━━ THE DATA
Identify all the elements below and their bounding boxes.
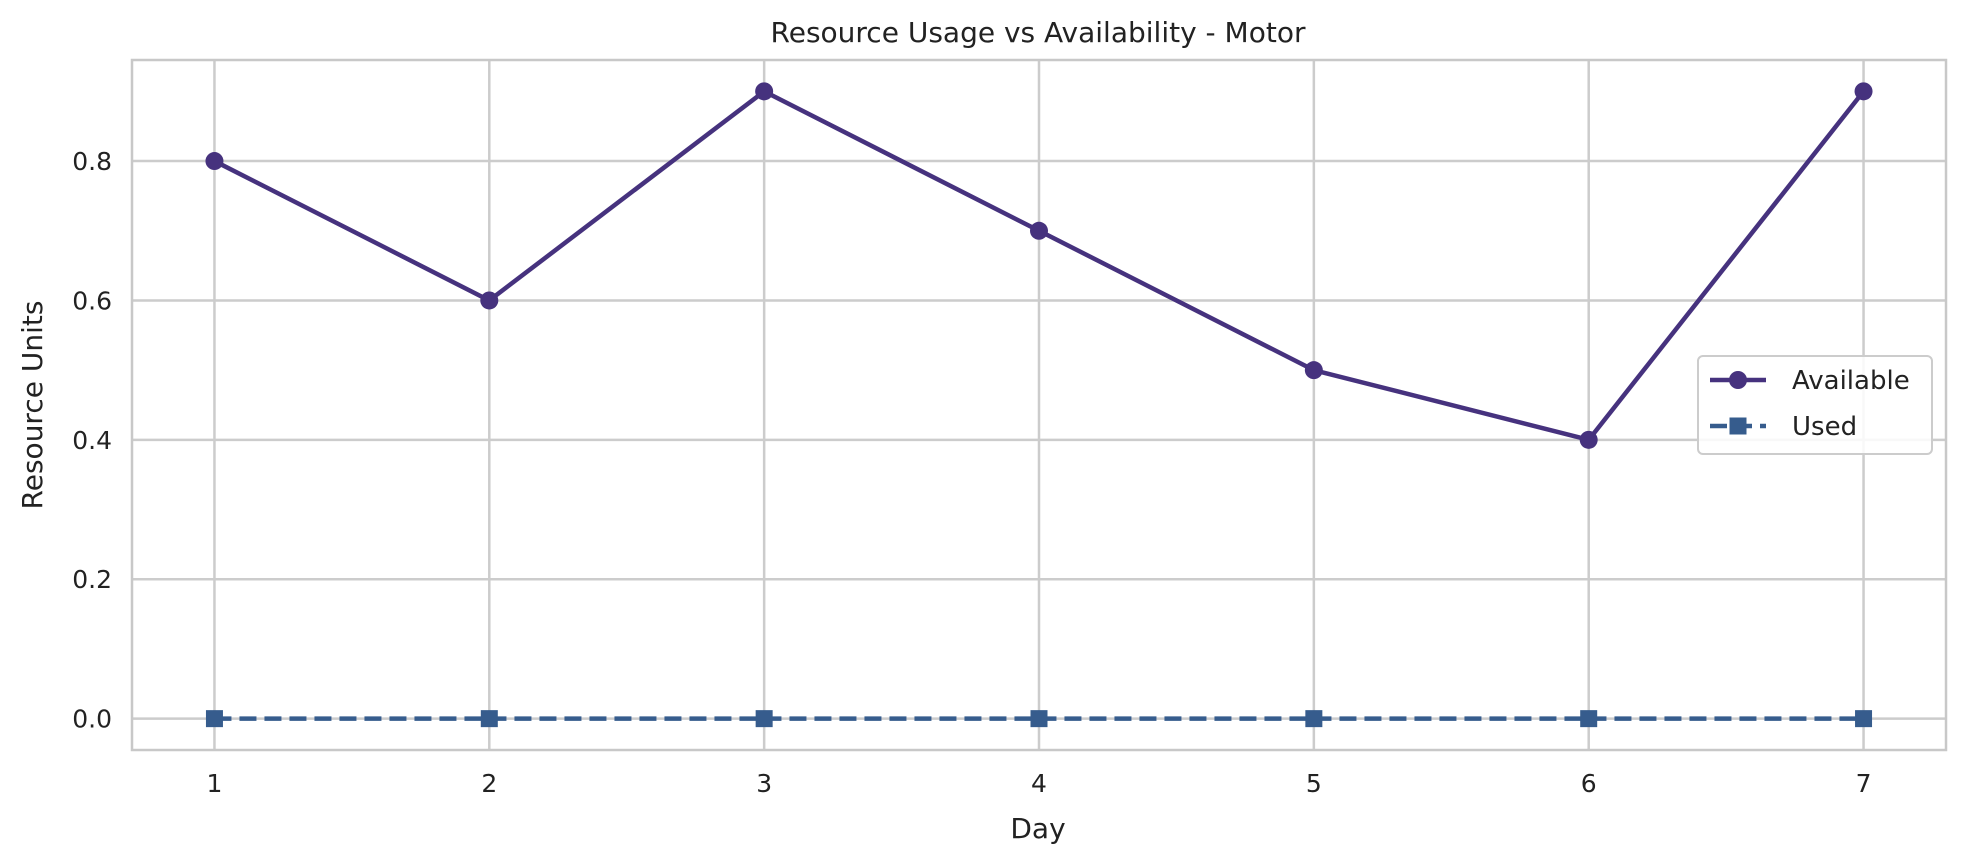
- legend-marker-used: [1729, 417, 1747, 435]
- data-point-used: [480, 710, 498, 728]
- data-point-used: [1305, 710, 1323, 728]
- legend: Available Used: [1697, 355, 1933, 455]
- data-point-available: [205, 152, 224, 171]
- plot-frame: [130, 58, 1948, 752]
- data-point-available: [1030, 221, 1048, 240]
- series-available: [205, 82, 1873, 449]
- data-point-available: [1579, 430, 1598, 449]
- legend-item-used: Used: [1710, 412, 1857, 442]
- legend-label-used: Used: [1792, 412, 1857, 442]
- y-tick-label: 0.2: [72, 565, 112, 594]
- series-layer: [205, 82, 1873, 728]
- x-tick-label: 3: [756, 769, 772, 798]
- y-tick-label: 0.8: [72, 147, 112, 176]
- y-axis-label: Resource Units: [16, 301, 49, 510]
- chart-title: Resource Usage vs Availability - Motor: [771, 16, 1306, 49]
- data-point-available: [480, 291, 499, 310]
- legend-item-available: Available: [1710, 366, 1910, 396]
- y-tick-label: 0.4: [72, 426, 112, 455]
- data-point-used: [205, 710, 223, 728]
- x-tick-label: 4: [1031, 769, 1047, 798]
- data-point-used: [1580, 710, 1598, 728]
- x-tick-label: 2: [481, 769, 497, 798]
- x-tick-label: 7: [1856, 769, 1872, 798]
- x-tick-label: 5: [1306, 769, 1322, 798]
- x-tick-label: 1: [207, 769, 223, 798]
- data-point-used: [1030, 710, 1048, 728]
- series-used: [205, 710, 1873, 728]
- x-tick-label: 6: [1581, 769, 1597, 798]
- legend-label-available: Available: [1792, 366, 1910, 396]
- tick-labels: 1 2 3 4 5 6 7 0.0 0.2 0.4 0.6 0.8: [72, 147, 1871, 798]
- data-point-available: [755, 82, 774, 101]
- y-tick-label: 0.0: [72, 705, 112, 734]
- data-point-used: [755, 710, 773, 728]
- y-tick-label: 0.6: [72, 286, 112, 315]
- data-point-available: [1304, 361, 1323, 380]
- grid-lines: [132, 60, 1946, 750]
- x-axis-label: Day: [1010, 812, 1065, 845]
- data-point-used: [1855, 710, 1873, 728]
- data-point-available: [1854, 82, 1873, 101]
- legend-marker-available: [1729, 371, 1747, 389]
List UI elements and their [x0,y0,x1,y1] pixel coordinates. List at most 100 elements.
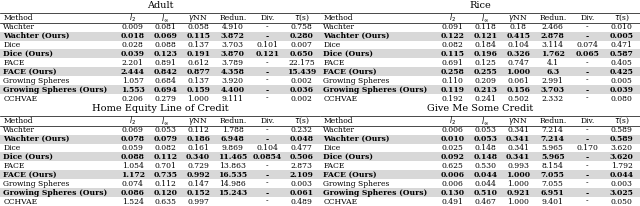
Text: 0.003: 0.003 [291,180,313,188]
Text: 0.589: 0.589 [610,135,634,143]
Text: 0.104: 0.104 [257,144,278,152]
Text: Wachter: Wachter [3,126,35,134]
Text: 0.082: 0.082 [154,144,177,152]
Text: -: - [266,135,269,143]
Text: 0.065: 0.065 [575,50,599,58]
Text: -: - [586,180,589,188]
Text: 0.069: 0.069 [122,126,143,134]
Bar [320,152,640,161]
Text: -: - [586,59,589,67]
Text: 22.175: 22.175 [289,59,315,67]
Text: 0.044: 0.044 [474,171,497,179]
Text: FACE (Ours): FACE (Ours) [3,68,57,76]
Text: 0.152: 0.152 [186,189,210,197]
Text: 7.214: 7.214 [542,126,564,134]
Text: 0.530: 0.530 [474,162,497,170]
Text: -: - [586,171,589,179]
Text: 9.401: 9.401 [542,198,564,206]
Text: -: - [266,68,269,76]
Text: -: - [266,198,269,206]
Text: 15.439: 15.439 [287,68,316,76]
Text: 0.025: 0.025 [442,144,463,152]
Text: $\tau$(s): $\tau$(s) [294,116,310,126]
Text: $\tau$(s): $\tau$(s) [614,13,630,23]
Text: Method: Method [3,14,33,22]
Text: FACE (Ours): FACE (Ours) [323,68,377,76]
Text: 0.684: 0.684 [154,77,177,85]
Text: 0.006: 0.006 [442,126,463,134]
Text: -: - [586,86,589,94]
Text: 0.082: 0.082 [442,41,463,49]
Text: 1.792: 1.792 [611,162,633,170]
Text: Div.: Div. [260,14,275,22]
Text: 0.081: 0.081 [154,23,177,31]
Text: Growing Spheres: Growing Spheres [323,77,390,85]
Text: 3.620: 3.620 [611,144,633,152]
Text: 0.992: 0.992 [186,171,210,179]
Text: $l_\infty$: $l_\infty$ [161,12,170,24]
Text: 3.703: 3.703 [541,86,564,94]
Text: 3.114: 3.114 [541,41,564,49]
Text: Method: Method [323,14,353,22]
Bar [320,67,640,76]
Text: -: - [266,180,269,188]
Text: $\gamma$NN: $\gamma$NN [188,13,208,23]
Text: 1.788: 1.788 [222,126,244,134]
Text: 0.125: 0.125 [474,59,497,67]
Text: FACE: FACE [323,59,344,67]
Text: -: - [586,23,589,31]
Text: 0.842: 0.842 [154,68,177,76]
Text: 0.028: 0.028 [122,41,143,49]
Text: 0.058: 0.058 [188,23,209,31]
Text: 0.053: 0.053 [474,126,497,134]
Text: 0.209: 0.209 [474,77,497,85]
Text: 0.758: 0.758 [291,23,313,31]
Text: $l_\infty$: $l_\infty$ [481,115,490,127]
Text: 0.997: 0.997 [188,198,209,206]
Text: 0.112: 0.112 [188,126,209,134]
Text: 0.101: 0.101 [257,41,278,49]
Text: 0.044: 0.044 [474,180,497,188]
Text: 0.241: 0.241 [474,95,497,103]
Text: 3.703: 3.703 [221,41,244,49]
Text: 16.535: 16.535 [218,171,247,179]
Text: -: - [266,126,269,134]
Text: 0.191: 0.191 [186,50,210,58]
Text: -: - [586,189,589,197]
Text: 0.232: 0.232 [291,126,313,134]
Text: $l_2$: $l_2$ [129,12,136,24]
Text: 0.050: 0.050 [611,198,633,206]
Text: 11.465: 11.465 [218,153,247,161]
Text: Growing Spheres: Growing Spheres [323,180,390,188]
Text: Redun.: Redun. [219,14,246,22]
Text: 0.115: 0.115 [186,32,210,40]
Text: 5.965: 5.965 [541,153,564,161]
Text: 0.192: 0.192 [442,95,463,103]
Text: 0.735: 0.735 [154,171,177,179]
Text: 0.489: 0.489 [291,198,313,206]
Text: 1.172: 1.172 [121,171,145,179]
Text: 0.326: 0.326 [506,50,530,58]
Text: 0.059: 0.059 [122,144,143,152]
Text: 1.057: 1.057 [122,77,143,85]
Text: 0.002: 0.002 [291,77,313,85]
Text: 0.120: 0.120 [154,189,177,197]
Text: -: - [586,77,589,85]
Text: $l_2$: $l_2$ [449,115,456,127]
Text: 0.074: 0.074 [122,180,143,188]
Text: 0.279: 0.279 [154,95,177,103]
Text: 0.137: 0.137 [187,41,209,49]
Text: Div.: Div. [260,117,275,125]
Text: 0.053: 0.053 [474,135,497,143]
Text: 0.039: 0.039 [610,86,634,94]
Text: 0.002: 0.002 [291,95,313,103]
Text: 0.206: 0.206 [122,95,143,103]
Text: $\tau$(s): $\tau$(s) [294,13,310,23]
Text: 3.872: 3.872 [221,32,244,40]
Text: 0.122: 0.122 [441,32,465,40]
Text: -: - [266,189,269,197]
Text: 6.3: 6.3 [546,68,559,76]
Text: 0.635: 0.635 [154,198,177,206]
Text: 2.444: 2.444 [121,68,145,76]
Text: 15.243: 15.243 [218,189,247,197]
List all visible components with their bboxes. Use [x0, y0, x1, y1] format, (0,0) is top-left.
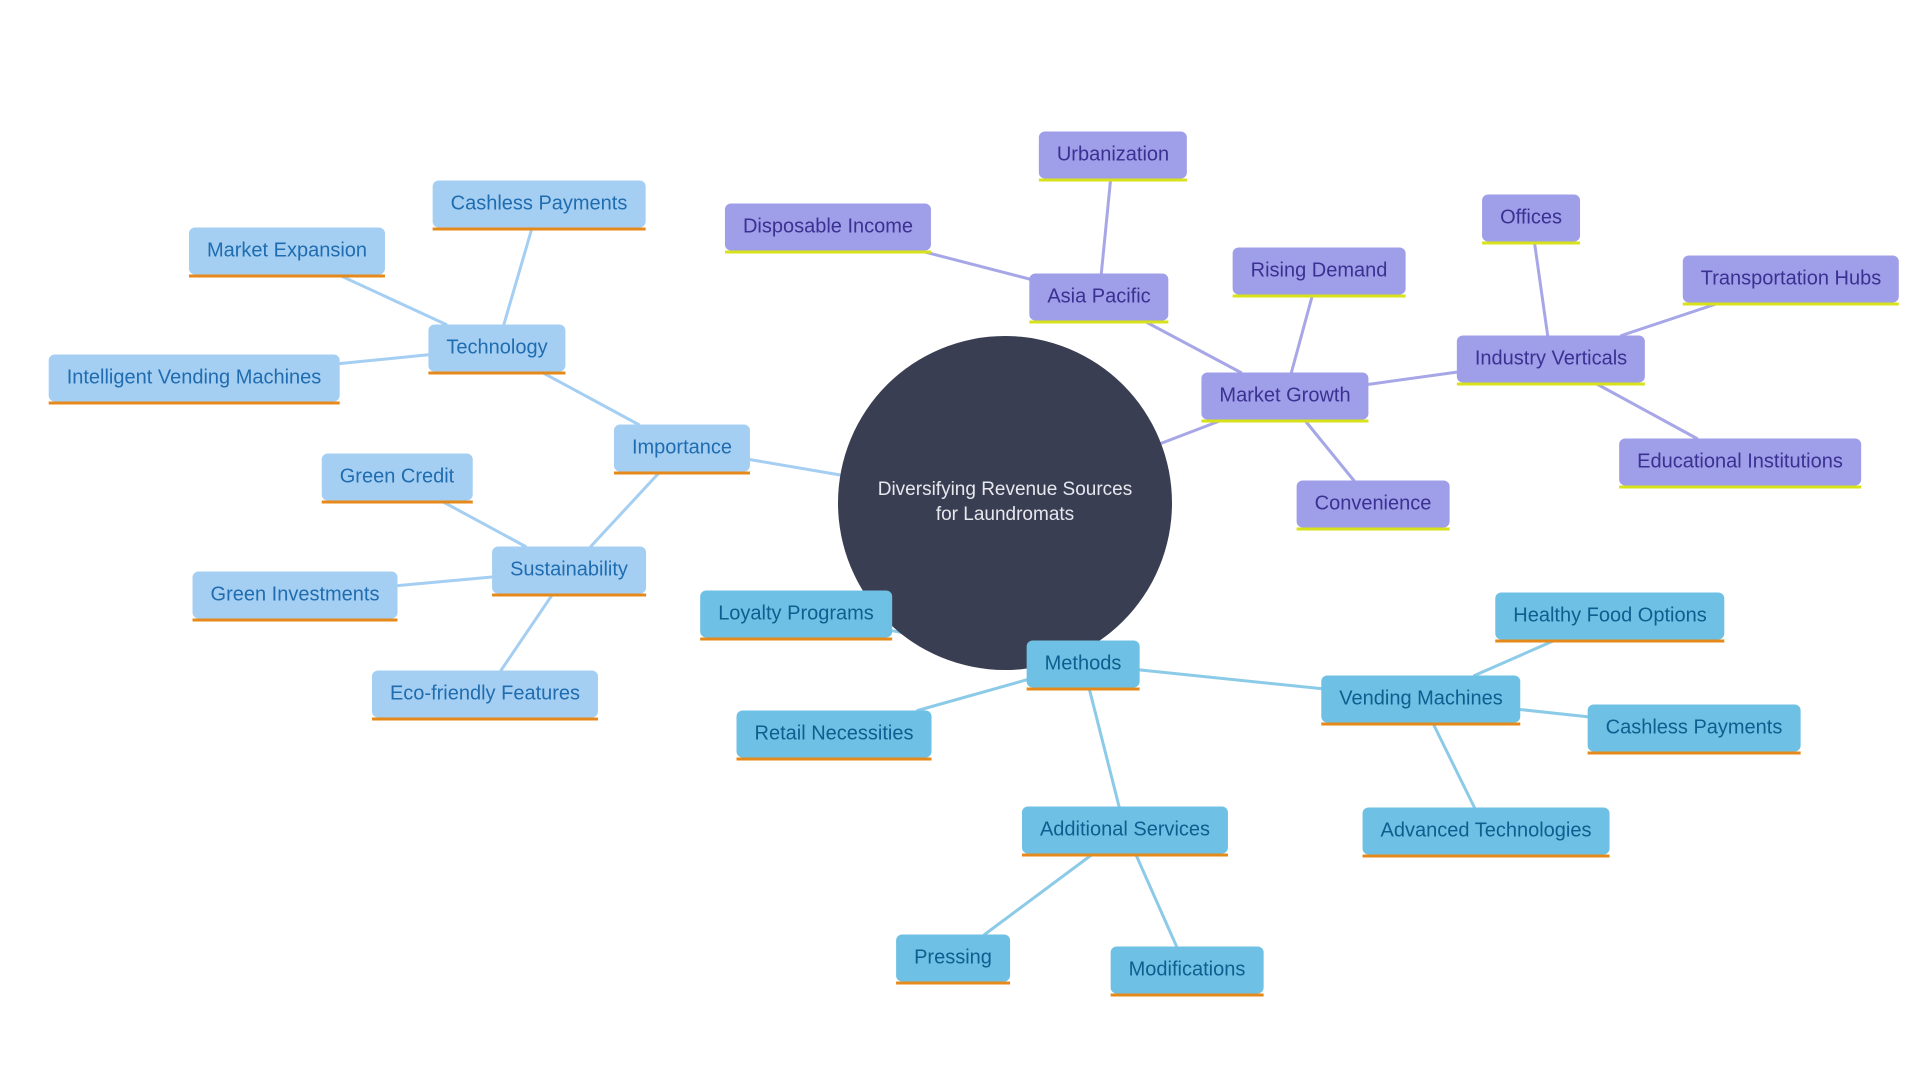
node-marketexp: Market Expansion	[189, 228, 385, 275]
node-asiapacific: Asia Pacific	[1029, 274, 1168, 321]
node-importance: Importance	[614, 425, 750, 472]
node-mods: Modifications	[1111, 947, 1264, 994]
node-industry: Industry Verticals	[1457, 336, 1645, 383]
mindmap-canvas: Diversifying Revenue Sourcesfor Laundrom…	[0, 0, 1920, 1080]
node-edu: Educational Institutions	[1619, 439, 1861, 486]
node-marketgrowth: Market Growth	[1201, 373, 1368, 420]
node-disposable: Disposable Income	[725, 204, 931, 251]
node-loyalty: Loyalty Programs	[700, 591, 892, 638]
node-retail: Retail Necessities	[737, 711, 932, 758]
node-ivm: Intelligent Vending Machines	[49, 355, 340, 402]
node-rising: Rising Demand	[1233, 248, 1406, 295]
node-vending: Vending Machines	[1321, 676, 1520, 723]
node-methods: Methods	[1027, 641, 1140, 688]
node-offices: Offices	[1482, 195, 1580, 242]
node-pressing: Pressing	[896, 935, 1010, 982]
node-sustain: Sustainability	[492, 547, 646, 594]
node-healthy: Healthy Food Options	[1495, 593, 1724, 640]
node-urban: Urbanization	[1039, 132, 1187, 179]
node-technology: Technology	[428, 325, 565, 372]
node-greencredit: Green Credit	[322, 454, 473, 501]
node-greeninvest: Green Investments	[193, 572, 398, 619]
node-transport: Transportation Hubs	[1683, 256, 1899, 303]
node-cashless2: Cashless Payments	[1588, 705, 1801, 752]
node-cashless1: Cashless Payments	[433, 181, 646, 228]
node-eco: Eco-friendly Features	[372, 671, 598, 718]
node-convenience: Convenience	[1297, 481, 1450, 528]
node-addserv: Additional Services	[1022, 807, 1228, 854]
node-advtech: Advanced Technologies	[1363, 808, 1610, 855]
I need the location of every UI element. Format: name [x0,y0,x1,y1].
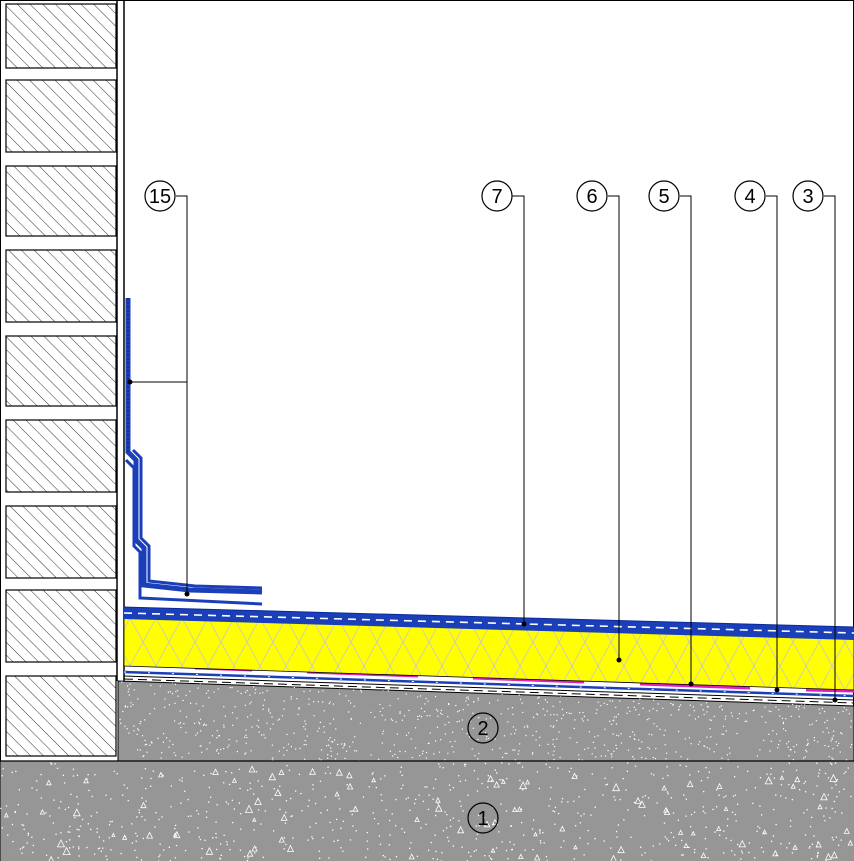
━━━━
### TASK STATEMENT
Arrange the lines of the items, starting with the line containing "- legend-marker-used: [1729, 417, 1747, 435]" and going on through the line containing "- data-point-used: [755, 710, 773, 728]", as a Markdown table with the columns Row and Line. Leave out blank lines.

### THE SOLUTION
| Row | Line |
|---|---|
| 1 | - legend-marker-used: [1729, 417, 1747, 435] |
| 2 | - data-point-used: [480, 710, 498, 728] |
| 3 | - data-point-used: [1305, 710, 1323, 728] |
| 4 | - legend: Available Used: [1697, 355, 1933, 455] |
| 5 | - data-point-available: [205, 152, 224, 171] |
| 6 | - plot-frame: [130, 58, 1948, 752] |
| 7 | - data-point-available: [1030, 221, 1048, 240] |
| 8 | - series-available: [205, 82, 1873, 449] |
| 9 | - data-point-available: [1579, 430, 1598, 449] |
| 10 | - legend-item-used: Used: [1710, 412, 1857, 442] |
| 11 | - legend-label-used: Used: [1792, 412, 1857, 442] |
| 12 | - y-tick-label: 0.2: [72, 565, 112, 594] |
| 13 | - series-layer: [205, 82, 1873, 728] |
| 14 | - x-tick-label: 3: [756, 769, 772, 798] |
| 15 | - y-tick-label: 0.8: [72, 147, 112, 176] |
| 16 | - y-axis-label: Resource Units: [16, 301, 49, 510] |
| 17 | - chart-title: Resource Usage vs Availability - Motor: [771, 16, 1306, 49] |
| 18 | - data-point-available: [480, 291, 499, 310] |
| 19 | - legend-item-available: Available: [1710, 366, 1910, 396] |
| 20 | - y-tick-label: 0.4: [72, 426, 112, 455] |
| 21 | - data-point-used: [205, 710, 223, 728] |
| 22 | - x-tick-label: 4: [1031, 769, 1047, 798] |
| 23 | - data-point-used: [1580, 710, 1598, 728] |
| 24 | - x-tick-label: 2: [481, 769, 497, 798] |
| 25 | - x-tick-label: 7: [1856, 769, 1872, 798] |
| 26 | - x-tick-label: 5: [1306, 769, 1322, 798] |
| 27 | - x-tick-label: 1: [207, 769, 223, 798] |
| 28 | - data-point-used: [1030, 710, 1048, 728] |
| 29 | - series-used: [205, 710, 1873, 728] |
| 30 | - x-tick-label: 6: [1581, 769, 1597, 798] |
| 31 | - legend-label-available: Available: [1792, 366, 1910, 396] |
| 32 | - tick-labels: 1 2 3 4 5 6 7 0.0 0.2 0.4 0.6 0.8: [72, 147, 1871, 798] |
| 33 | - data-point-available: [755, 82, 774, 101] |
| 34 | - y-tick-label: 0.0: [72, 705, 112, 734] |
| 35 | - data-point-used: [755, 710, 773, 728] |